_WHAT THIS TASK INVOLVES_. Only the lines starting at the one that contains "Extract all readable text from this page." and running to the end should be repeated, exactly as written.

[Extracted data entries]
##########

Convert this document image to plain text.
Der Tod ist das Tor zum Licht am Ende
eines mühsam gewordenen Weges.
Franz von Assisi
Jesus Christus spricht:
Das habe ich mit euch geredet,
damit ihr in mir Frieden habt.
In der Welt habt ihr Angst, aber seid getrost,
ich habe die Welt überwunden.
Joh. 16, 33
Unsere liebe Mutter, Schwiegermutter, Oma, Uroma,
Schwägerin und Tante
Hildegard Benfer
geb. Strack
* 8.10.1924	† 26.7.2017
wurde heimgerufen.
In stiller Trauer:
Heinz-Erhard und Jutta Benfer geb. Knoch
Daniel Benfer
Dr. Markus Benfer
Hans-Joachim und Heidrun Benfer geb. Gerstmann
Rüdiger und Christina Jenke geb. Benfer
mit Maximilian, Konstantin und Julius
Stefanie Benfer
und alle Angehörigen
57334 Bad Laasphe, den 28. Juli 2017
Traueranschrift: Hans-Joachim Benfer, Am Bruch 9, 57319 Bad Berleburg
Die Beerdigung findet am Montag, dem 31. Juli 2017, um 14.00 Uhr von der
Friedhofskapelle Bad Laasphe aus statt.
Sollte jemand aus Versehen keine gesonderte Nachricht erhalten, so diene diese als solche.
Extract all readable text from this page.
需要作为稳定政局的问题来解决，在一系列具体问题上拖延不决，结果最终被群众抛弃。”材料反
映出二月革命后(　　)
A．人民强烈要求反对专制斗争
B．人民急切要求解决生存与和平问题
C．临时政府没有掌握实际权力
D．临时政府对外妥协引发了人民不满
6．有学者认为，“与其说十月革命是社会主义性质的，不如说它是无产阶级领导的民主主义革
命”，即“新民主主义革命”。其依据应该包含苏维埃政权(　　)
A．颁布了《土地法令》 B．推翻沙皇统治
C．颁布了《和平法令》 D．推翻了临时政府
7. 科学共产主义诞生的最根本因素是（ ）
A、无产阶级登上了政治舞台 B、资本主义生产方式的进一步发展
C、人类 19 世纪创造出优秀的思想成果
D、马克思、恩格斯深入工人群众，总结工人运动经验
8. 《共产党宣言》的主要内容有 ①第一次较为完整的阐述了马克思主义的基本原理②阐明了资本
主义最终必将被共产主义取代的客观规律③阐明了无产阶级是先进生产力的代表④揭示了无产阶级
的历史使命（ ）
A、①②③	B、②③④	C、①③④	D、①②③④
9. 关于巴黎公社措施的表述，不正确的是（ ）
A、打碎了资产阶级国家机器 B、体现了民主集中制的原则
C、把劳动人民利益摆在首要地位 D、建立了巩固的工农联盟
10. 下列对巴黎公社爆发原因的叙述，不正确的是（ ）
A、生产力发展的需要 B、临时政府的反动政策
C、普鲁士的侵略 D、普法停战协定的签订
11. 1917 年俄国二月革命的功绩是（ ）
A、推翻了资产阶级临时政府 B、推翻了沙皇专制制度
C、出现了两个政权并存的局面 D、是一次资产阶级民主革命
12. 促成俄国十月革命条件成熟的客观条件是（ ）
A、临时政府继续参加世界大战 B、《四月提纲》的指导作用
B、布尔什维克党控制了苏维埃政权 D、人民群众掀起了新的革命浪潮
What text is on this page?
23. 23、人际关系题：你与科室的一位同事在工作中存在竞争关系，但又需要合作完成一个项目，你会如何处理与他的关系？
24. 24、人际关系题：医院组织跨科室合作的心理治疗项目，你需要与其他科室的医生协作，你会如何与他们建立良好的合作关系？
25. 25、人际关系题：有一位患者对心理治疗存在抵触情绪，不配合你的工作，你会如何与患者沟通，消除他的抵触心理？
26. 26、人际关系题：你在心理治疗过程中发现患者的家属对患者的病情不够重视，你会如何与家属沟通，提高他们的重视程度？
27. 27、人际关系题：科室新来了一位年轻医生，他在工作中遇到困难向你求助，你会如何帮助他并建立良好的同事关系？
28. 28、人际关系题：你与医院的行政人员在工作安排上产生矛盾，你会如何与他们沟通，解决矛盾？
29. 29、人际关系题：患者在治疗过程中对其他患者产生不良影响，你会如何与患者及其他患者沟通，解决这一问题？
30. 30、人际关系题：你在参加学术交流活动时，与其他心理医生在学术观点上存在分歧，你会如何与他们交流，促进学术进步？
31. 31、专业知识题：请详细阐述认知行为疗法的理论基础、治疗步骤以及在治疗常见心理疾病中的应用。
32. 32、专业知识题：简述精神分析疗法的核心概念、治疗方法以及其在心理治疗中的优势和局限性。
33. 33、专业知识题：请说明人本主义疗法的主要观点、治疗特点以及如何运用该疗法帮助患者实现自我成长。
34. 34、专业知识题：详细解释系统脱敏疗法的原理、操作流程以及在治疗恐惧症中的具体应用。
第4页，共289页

##########

_WRITTEN REPLY_.
Extract all readable text from this page.
需要作为稳定政局的问题来解决，在一系列具体问题上拖延不决，结果最终被群众抛弃。”材料反
映出二月革命后(　　)
A．人民强烈要求反对专制斗争
B．人民急切要求解决生存与和平问题
C．临时政府没有掌握实际权力
D．临时政府对外妥协引发了人民不满
6．有学者认为，“与其说十月革命是社会主义性质的，不如说它是无产阶级领导的民主主义革
命”，即“新民主主义革命”。其依据应该包含苏维埃政权(　　)
A．颁布了《土地法令》 B．推翻沙皇统治
C．颁布了《和平法令》 D．推翻了临时政府
7. 科学共产主义诞生的最根本因素是（ ）
A、无产阶级登上了政治舞台 B、资本主义生产方式的进一步发展
C、人类 19 世纪创造出优秀的思想成果
D、马克思、恩格斯深入工人群众，总结工人运动经验
8. 《共产党宣言》的主要内容有 ①第一次较为完整的阐述了马克思主义的基本原理②阐明了资本
主义最终必将被共产主义取代的客观规律③阐明了无产阶级是先进生产力的代表④揭示了无产阶级
的历史使命（ ）
A、①②③	B、②③④	C、①③④	D、①②③④
9. 关于巴黎公社措施的表述，不正确的是（ ）
A、打碎了资产阶级国家机器 B、体现了民主集中制的原则
C、把劳动人民利益摆在首要地位 D、建立了巩固的工农联盟
10. 下列对巴黎公社爆发原因的叙述，不正确的是（ ）
A、生产力发展的需要 B、临时政府的反动政策
C、普鲁士的侵略 D、普法停战协定的签订
11. 1917 年俄国二月革命的功绩是（ ）
A、推翻了资产阶级临时政府 B、推翻了沙皇专制制度
C、出现了两个政权并存的局面 D、是一次资产阶级民主革命
12. 促成俄国十月革命条件成熟的客观条件是（ ）
A、临时政府继续参加世界大战 B、《四月提纲》的指导作用
B、布尔什维克党控制了苏维埃政权 D、人民群众掀起了新的革命浪潮
What text is on this page?
23. 23、人际关系题：你与科室的一位同事在工作中存在竞争关系，但又需要合作完成一个项目，你会如何处理与他的关系？
24. 24、人际关系题：医院组织跨科室合作的心理治疗项目，你需要与其他科室的医生协作，你会如何与他们建立良好的合作关系？
25. 25、人际关系题：有一位患者对心理治疗存在抵触情绪，不配合你的工作，你会如何与患者沟通，消除他的抵触心理？
26. 26、人际关系题：你在心理治疗过程中发现患者的家属对患者的病情不够重视，你会如何与家属沟通，提高他们的重视程度？
27. 27、人际关系题：科室新来了一位年轻医生，他在工作中遇到困难向你求助，你会如何帮助他并建立良好的同事关系？
28. 28、人际关系题：你与医院的行政人员在工作安排上产生矛盾，你会如何与他们沟通，解决矛盾？
29. 29、人际关系题：患者在治疗过程中对其他患者产生不良影响，你会如何与患者及其他患者沟通，解决这一问题？
30. 30、人际关系题：你在参加学术交流活动时，与其他心理医生在学术观点上存在分歧，你会如何与他们交流，促进学术进步？
31. 31、专业知识题：请详细阐述认知行为疗法的理论基础、治疗步骤以及在治疗常见心理疾病中的应用。
32. 32、专业知识题：简述精神分析疗法的核心概念、治疗方法以及其在心理治疗中的优势和局限性。
33. 33、专业知识题：请说明人本主义疗法的主要观点、治疗特点以及如何运用该疗法帮助患者实现自我成长。
34. 34、专业知识题：详细解释系统脱敏疗法的原理、操作流程以及在治疗恐惧症中的具体应用。
第4页，共289页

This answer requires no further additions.